From the material below, list every line containing "professionals".

** Begin PROVIDED RECORDS **

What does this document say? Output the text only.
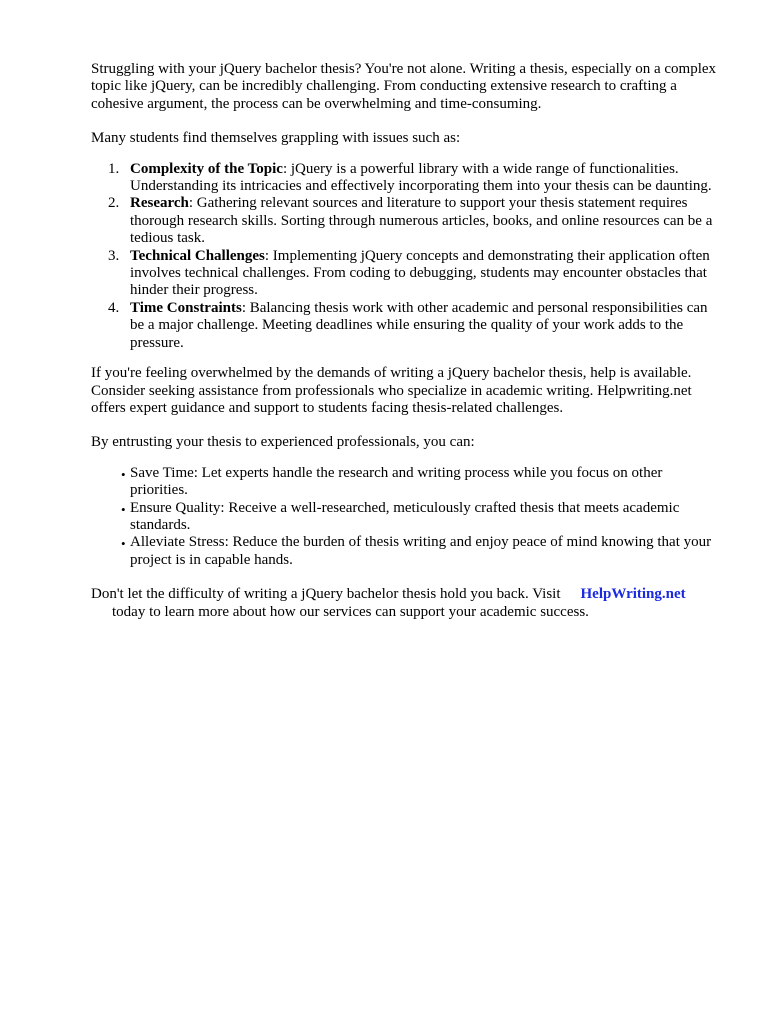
Struggling with your jQuery bachelor thesis? You're not alone. Writing a thesis, especially on a complex topic like jQuery, can be incredibly challenging. From conducting extensive research to crafting a cohesive argument, the process can be overwhelming and time-consuming.

Many students find themselves grappling with issues such as:

1. Complexity of the Topic: jQuery is a powerful library with a wide range of functionalities. Understanding its intricacies and effectively incorporating them into your thesis can be daunting.
2. Research: Gathering relevant sources and literature to support your thesis statement requires thorough research skills. Sorting through numerous articles, books, and online resources can be a tedious task.
3. Technical Challenges: Implementing jQuery concepts and demonstrating their application often involves technical challenges. From coding to debugging, students may encounter obstacles that hinder their progress.
4. Time Constraints: Balancing thesis work with other academic and personal responsibilities can be a major challenge. Meeting deadlines while ensuring the quality of your work adds to the pressure.

If you're feeling overwhelmed by the demands of writing a jQuery bachelor thesis, help is available. Consider seeking assistance from professionals who specialize in academic writing. Helpwriting.net offers expert guidance and support to students facing thesis-related challenges.

By entrusting your thesis to experienced professionals, you can:

• Save Time: Let experts handle the research and writing process while you focus on other priorities.
• Ensure Quality: Receive a well-researched, meticulously crafted thesis that meets academic standards.
• Alleviate Stress: Reduce the burden of thesis writing and enjoy peace of mind knowing that your project is in capable hands.

Don't let the difficulty of writing a jQuery bachelor thesis hold you back. Visit HelpWriting.net
today to learn more about how our services can support your academic success.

** End PROVIDED RECORDS **

#### [RESULT FOR THIS EXERCISE]
If you're feeling overwhelmed by the demands of writing a jQuery bachelor thesis, help is available. Consider seeking assistance from professionals who specialize in academic writing. Helpwriting.net offers expert guidance and support to students facing thesis-related challenges.
By entrusting your thesis to experienced professionals, you can:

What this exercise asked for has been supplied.